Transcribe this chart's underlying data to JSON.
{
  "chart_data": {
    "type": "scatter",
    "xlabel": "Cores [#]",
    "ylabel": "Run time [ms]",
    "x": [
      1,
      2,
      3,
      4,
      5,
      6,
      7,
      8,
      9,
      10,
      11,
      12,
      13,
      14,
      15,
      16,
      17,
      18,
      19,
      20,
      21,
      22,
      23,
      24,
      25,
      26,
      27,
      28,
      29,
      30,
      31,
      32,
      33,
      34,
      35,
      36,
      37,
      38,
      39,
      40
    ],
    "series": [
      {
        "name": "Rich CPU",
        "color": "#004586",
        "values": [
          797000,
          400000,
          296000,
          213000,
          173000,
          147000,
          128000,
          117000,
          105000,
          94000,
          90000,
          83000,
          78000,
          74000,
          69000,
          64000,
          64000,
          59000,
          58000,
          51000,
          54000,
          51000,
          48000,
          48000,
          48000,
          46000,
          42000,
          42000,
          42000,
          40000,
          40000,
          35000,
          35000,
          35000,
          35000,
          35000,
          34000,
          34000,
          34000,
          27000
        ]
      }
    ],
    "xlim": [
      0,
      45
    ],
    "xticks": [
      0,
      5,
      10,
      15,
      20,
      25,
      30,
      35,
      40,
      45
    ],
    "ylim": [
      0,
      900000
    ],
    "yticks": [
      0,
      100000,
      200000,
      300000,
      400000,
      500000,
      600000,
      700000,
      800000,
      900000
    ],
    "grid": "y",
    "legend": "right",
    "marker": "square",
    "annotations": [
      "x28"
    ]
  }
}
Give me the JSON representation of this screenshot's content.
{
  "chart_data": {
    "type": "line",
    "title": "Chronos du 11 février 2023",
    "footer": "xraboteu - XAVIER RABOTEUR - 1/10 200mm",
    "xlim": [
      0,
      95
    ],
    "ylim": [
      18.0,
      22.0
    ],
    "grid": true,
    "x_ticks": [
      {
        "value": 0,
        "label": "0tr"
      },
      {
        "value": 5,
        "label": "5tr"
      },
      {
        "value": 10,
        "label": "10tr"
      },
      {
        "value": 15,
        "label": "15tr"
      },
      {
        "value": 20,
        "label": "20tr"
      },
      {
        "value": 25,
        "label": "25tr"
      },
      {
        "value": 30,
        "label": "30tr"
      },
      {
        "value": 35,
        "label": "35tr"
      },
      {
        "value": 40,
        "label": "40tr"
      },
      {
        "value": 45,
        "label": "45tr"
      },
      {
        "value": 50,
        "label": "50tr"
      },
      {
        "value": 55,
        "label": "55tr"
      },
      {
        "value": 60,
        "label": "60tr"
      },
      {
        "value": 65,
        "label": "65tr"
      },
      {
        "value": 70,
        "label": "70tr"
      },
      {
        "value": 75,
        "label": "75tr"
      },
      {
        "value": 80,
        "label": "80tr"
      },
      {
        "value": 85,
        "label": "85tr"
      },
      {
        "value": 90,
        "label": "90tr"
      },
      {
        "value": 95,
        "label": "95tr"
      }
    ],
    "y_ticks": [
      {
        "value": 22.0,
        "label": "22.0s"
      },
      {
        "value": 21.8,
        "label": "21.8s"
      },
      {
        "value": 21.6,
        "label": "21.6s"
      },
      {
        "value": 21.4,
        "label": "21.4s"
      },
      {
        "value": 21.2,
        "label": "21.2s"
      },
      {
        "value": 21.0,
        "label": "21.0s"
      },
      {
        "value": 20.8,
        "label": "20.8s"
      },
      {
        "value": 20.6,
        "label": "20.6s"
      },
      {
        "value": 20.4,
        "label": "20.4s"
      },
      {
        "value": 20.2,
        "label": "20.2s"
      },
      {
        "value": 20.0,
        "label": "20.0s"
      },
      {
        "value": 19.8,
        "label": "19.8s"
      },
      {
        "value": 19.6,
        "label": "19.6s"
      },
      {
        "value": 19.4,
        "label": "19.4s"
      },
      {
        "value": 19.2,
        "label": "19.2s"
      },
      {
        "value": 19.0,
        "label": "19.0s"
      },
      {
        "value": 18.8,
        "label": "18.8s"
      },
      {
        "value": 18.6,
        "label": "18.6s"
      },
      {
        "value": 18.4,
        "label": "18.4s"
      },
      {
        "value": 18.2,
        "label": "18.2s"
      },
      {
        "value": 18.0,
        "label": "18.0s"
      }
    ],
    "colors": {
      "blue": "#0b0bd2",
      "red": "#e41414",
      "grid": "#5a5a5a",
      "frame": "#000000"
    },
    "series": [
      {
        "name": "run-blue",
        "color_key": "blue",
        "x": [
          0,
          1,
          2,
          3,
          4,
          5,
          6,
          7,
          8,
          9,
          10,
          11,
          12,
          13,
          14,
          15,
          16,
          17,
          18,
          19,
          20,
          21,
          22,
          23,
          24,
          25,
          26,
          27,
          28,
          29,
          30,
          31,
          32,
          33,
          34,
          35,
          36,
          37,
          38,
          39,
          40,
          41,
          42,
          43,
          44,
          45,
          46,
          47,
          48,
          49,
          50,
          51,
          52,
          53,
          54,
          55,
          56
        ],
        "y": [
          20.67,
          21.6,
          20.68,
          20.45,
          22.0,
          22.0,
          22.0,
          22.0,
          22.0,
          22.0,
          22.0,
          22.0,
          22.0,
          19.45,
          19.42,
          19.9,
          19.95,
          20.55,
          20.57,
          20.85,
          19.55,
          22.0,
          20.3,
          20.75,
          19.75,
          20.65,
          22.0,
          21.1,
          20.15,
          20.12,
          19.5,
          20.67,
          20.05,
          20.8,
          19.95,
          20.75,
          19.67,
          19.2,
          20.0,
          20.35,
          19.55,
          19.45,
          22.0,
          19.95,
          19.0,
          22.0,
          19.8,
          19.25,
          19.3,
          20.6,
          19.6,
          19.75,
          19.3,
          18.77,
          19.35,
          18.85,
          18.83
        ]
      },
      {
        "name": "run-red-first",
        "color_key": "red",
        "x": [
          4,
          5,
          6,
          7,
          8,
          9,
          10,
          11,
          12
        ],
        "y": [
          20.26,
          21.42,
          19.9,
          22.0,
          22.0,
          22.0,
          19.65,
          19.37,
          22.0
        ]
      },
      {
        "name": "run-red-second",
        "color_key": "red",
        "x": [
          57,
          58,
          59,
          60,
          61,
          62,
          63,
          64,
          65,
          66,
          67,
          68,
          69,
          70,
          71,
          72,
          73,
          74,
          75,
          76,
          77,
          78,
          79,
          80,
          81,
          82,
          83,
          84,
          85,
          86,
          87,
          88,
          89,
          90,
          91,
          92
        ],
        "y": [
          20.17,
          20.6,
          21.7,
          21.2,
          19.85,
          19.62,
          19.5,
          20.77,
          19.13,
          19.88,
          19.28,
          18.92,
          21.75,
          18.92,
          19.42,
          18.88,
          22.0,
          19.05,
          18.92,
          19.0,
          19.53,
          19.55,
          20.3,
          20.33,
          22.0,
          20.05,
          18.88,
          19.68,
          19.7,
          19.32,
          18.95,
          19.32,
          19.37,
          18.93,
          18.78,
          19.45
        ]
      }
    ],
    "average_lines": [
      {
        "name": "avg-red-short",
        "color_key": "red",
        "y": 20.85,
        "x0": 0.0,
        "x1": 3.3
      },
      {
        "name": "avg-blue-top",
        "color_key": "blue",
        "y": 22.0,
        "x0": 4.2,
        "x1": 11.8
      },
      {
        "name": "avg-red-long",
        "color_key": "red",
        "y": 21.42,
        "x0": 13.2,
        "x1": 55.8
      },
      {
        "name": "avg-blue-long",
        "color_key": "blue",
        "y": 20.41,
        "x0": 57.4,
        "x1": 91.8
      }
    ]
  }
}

◆ ◆ ◆

# EXERCISE DESCRIPTION
Return the listing above in its exact form.

# WRITTEN SOLUTION
Transcribe this chart's underlying data to JSON.
{
  "chart_data": {
    "type": "scatter",
    "xlabel": "Cores [#]",
    "ylabel": "Run time [ms]",
    "x": [
      1,
      2,
      3,
      4,
      5,
      6,
      7,
      8,
      9,
      10,
      11,
      12,
      13,
      14,
      15,
      16,
      17,
      18,
      19,
      20,
      21,
      22,
      23,
      24,
      25,
      26,
      27,
      28,
      29,
      30,
      31,
      32,
      33,
      34,
      35,
      36,
      37,
      38,
      39,
      40
    ],
    "series": [
      {
        "name": "Rich CPU",
        "color": "#004586",
        "values": [
          797000,
          400000,
          296000,
          213000,
          173000,
          147000,
          128000,
          117000,
          105000,
          94000,
          90000,
          83000,
          78000,
          74000,
          69000,
          64000,
          64000,
          59000,
          58000,
          51000,
          54000,
          51000,
          48000,
          48000,
          48000,
          46000,
          42000,
          42000,
          42000,
          40000,
          40000,
          35000,
          35000,
          35000,
          35000,
          35000,
          34000,
          34000,
          34000,
          27000
        ]
      }
    ],
    "xlim": [
      0,
      45
    ],
    "xticks": [
      0,
      5,
      10,
      15,
      20,
      25,
      30,
      35,
      40,
      45
    ],
    "ylim": [
      0,
      900000
    ],
    "yticks": [
      0,
      100000,
      200000,
      300000,
      400000,
      500000,
      600000,
      700000,
      800000,
      900000
    ],
    "grid": "y",
    "legend": "right",
    "marker": "square",
    "annotations": [
      "x28"
    ]
  }
}
Give me the JSON representation of this screenshot's content.
{
  "chart_data": {
    "type": "line",
    "title": "Chronos du 11 février 2023",
    "footer": "xraboteu - XAVIER RABOTEUR - 1/10 200mm",
    "xlim": [
      0,
      95
    ],
    "ylim": [
      18.0,
      22.0
    ],
    "grid": true,
    "x_ticks": [
      {
        "value": 0,
        "label": "0tr"
      },
      {
        "value": 5,
        "label": "5tr"
      },
      {
        "value": 10,
        "label": "10tr"
      },
      {
        "value": 15,
        "label": "15tr"
      },
      {
        "value": 20,
        "label": "20tr"
      },
      {
        "value": 25,
        "label": "25tr"
      },
      {
        "value": 30,
        "label": "30tr"
      },
      {
        "value": 35,
        "label": "35tr"
      },
      {
        "value": 40,
        "label": "40tr"
      },
      {
        "value": 45,
        "label": "45tr"
      },
      {
        "value": 50,
        "label": "50tr"
      },
      {
        "value": 55,
        "label": "55tr"
      },
      {
        "value": 60,
        "label": "60tr"
      },
      {
        "value": 65,
        "label": "65tr"
      },
      {
        "value": 70,
        "label": "70tr"
      },
      {
        "value": 75,
        "label": "75tr"
      },
      {
        "value": 80,
        "label": "80tr"
      },
      {
        "value": 85,
        "label": "85tr"
      },
      {
        "value": 90,
        "label": "90tr"
      },
      {
        "value": 95,
        "label": "95tr"
      }
    ],
    "y_ticks": [
      {
        "value": 22.0,
        "label": "22.0s"
      },
      {
        "value": 21.8,
        "label": "21.8s"
      },
      {
        "value": 21.6,
        "label": "21.6s"
      },
      {
        "value": 21.4,
        "label": "21.4s"
      },
      {
        "value": 21.2,
        "label": "21.2s"
      },
      {
        "value": 21.0,
        "label": "21.0s"
      },
      {
        "value": 20.8,
        "label": "20.8s"
      },
      {
        "value": 20.6,
        "label": "20.6s"
      },
      {
        "value": 20.4,
        "label": "20.4s"
      },
      {
        "value": 20.2,
        "label": "20.2s"
      },
      {
        "value": 20.0,
        "label": "20.0s"
      },
      {
        "value": 19.8,
        "label": "19.8s"
      },
      {
        "value": 19.6,
        "label": "19.6s"
      },
      {
        "value": 19.4,
        "label": "19.4s"
      },
      {
        "value": 19.2,
        "label": "19.2s"
      },
      {
        "value": 19.0,
        "label": "19.0s"
      },
      {
        "value": 18.8,
        "label": "18.8s"
      },
      {
        "value": 18.6,
        "label": "18.6s"
      },
      {
        "value": 18.4,
        "label": "18.4s"
      },
      {
        "value": 18.2,
        "label": "18.2s"
      },
      {
        "value": 18.0,
        "label": "18.0s"
      }
    ],
    "colors": {
      "blue": "#0b0bd2",
      "red": "#e41414",
      "grid": "#5a5a5a",
      "frame": "#000000"
    },
    "series": [
      {
        "name": "run-blue",
        "color_key": "blue",
        "x": [
          0,
          1,
          2,
          3,
          4,
          5,
          6,
          7,
          8,
          9,
          10,
          11,
          12,
          13,
          14,
          15,
          16,
          17,
          18,
          19,
          20,
          21,
          22,
          23,
          24,
          25,
          26,
          27,
          28,
          29,
          30,
          31,
          32,
          33,
          34,
          35,
          36,
          37,
          38,
          39,
          40,
          41,
          42,
          43,
          44,
          45,
          46,
          47,
          48,
          49,
          50,
          51,
          52,
          53,
          54,
          55,
          56
        ],
        "y": [
          20.67,
          21.6,
          20.68,
          20.45,
          22.0,
          22.0,
          22.0,
          22.0,
          22.0,
          22.0,
          22.0,
          22.0,
          22.0,
          19.45,
          19.42,
          19.9,
          19.95,
          20.55,
          20.57,
          20.85,
          19.55,
          22.0,
          20.3,
          20.75,
          19.75,
          20.65,
          22.0,
          21.1,
          20.15,
          20.12,
          19.5,
          20.67,
          20.05,
          20.8,
          19.95,
          20.75,
          19.67,
          19.2,
          20.0,
          20.35,
          19.55,
          19.45,
          22.0,
          19.95,
          19.0,
          22.0,
          19.8,
          19.25,
          19.3,
          20.6,
          19.6,
          19.75,
          19.3,
          18.77,
          19.35,
          18.85,
          18.83
        ]
      },
      {
        "name": "run-red-first",
        "color_key": "red",
        "x": [
          4,
          5,
          6,
          7,
          8,
          9,
          10,
          11,
          12
        ],
        "y": [
          20.26,
          21.42,
          19.9,
          22.0,
          22.0,
          22.0,
          19.65,
          19.37,
          22.0
        ]
      },
      {
        "name": "run-red-second",
        "color_key": "red",
        "x": [
          57,
          58,
          59,
          60,
          61,
          62,
          63,
          64,
          65,
          66,
          67,
          68,
          69,
          70,
          71,
          72,
          73,
          74,
          75,
          76,
          77,
          78,
          79,
          80,
          81,
          82,
          83,
          84,
          85,
          86,
          87,
          88,
          89,
          90,
          91,
          92
        ],
        "y": [
          20.17,
          20.6,
          21.7,
          21.2,
          19.85,
          19.62,
          19.5,
          20.77,
          19.13,
          19.88,
          19.28,
          18.92,
          21.75,
          18.92,
          19.42,
          18.88,
          22.0,
          19.05,
          18.92,
          19.0,
          19.53,
          19.55,
          20.3,
          20.33,
          22.0,
          20.05,
          18.88,
          19.68,
          19.7,
          19.32,
          18.95,
          19.32,
          19.37,
          18.93,
          18.78,
          19.45
        ]
      }
    ],
    "average_lines": [
      {
        "name": "avg-red-short",
        "color_key": "red",
        "y": 20.85,
        "x0": 0.0,
        "x1": 3.3
      },
      {
        "name": "avg-blue-top",
        "color_key": "blue",
        "y": 22.0,
        "x0": 4.2,
        "x1": 11.8
      },
      {
        "name": "avg-red-long",
        "color_key": "red",
        "y": 21.42,
        "x0": 13.2,
        "x1": 55.8
      },
      {
        "name": "avg-blue-long",
        "color_key": "blue",
        "y": 20.41,
        "x0": 57.4,
        "x1": 91.8
      }
    ]
  }
}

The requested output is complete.